* _Given exercise_:
Check every line of the entries that follow, and copy the ones containing "resisting".

::: Dataset rows

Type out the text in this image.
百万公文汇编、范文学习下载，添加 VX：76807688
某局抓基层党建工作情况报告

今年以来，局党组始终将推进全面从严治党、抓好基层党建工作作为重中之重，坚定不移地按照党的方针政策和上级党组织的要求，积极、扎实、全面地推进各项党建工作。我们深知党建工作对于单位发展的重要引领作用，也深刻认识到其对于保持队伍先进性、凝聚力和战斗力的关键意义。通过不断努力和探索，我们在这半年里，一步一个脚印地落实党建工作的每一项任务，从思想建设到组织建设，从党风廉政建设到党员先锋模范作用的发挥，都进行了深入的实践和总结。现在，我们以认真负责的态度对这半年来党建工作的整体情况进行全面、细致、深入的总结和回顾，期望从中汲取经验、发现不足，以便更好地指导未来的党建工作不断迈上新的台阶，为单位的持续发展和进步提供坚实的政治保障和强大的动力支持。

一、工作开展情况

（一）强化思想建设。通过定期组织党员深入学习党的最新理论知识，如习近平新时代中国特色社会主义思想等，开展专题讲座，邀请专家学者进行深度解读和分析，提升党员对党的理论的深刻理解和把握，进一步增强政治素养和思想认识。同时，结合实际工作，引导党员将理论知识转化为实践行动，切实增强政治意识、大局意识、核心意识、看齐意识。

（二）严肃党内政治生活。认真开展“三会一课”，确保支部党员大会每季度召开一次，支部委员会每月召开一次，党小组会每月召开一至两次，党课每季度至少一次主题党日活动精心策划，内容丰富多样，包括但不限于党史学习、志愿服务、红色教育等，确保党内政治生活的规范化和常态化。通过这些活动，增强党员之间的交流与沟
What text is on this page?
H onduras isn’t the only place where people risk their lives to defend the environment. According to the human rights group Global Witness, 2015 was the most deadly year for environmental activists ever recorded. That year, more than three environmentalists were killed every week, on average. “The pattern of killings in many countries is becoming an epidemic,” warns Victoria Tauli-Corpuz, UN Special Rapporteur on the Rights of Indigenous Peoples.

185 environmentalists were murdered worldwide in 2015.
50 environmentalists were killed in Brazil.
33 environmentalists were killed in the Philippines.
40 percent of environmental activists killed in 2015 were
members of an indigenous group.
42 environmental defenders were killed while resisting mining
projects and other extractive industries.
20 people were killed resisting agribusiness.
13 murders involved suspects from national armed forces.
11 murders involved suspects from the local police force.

::::::

* _Full solution_:
42 environmental defenders were killed while resisting mining
20 people were killed resisting agribusiness.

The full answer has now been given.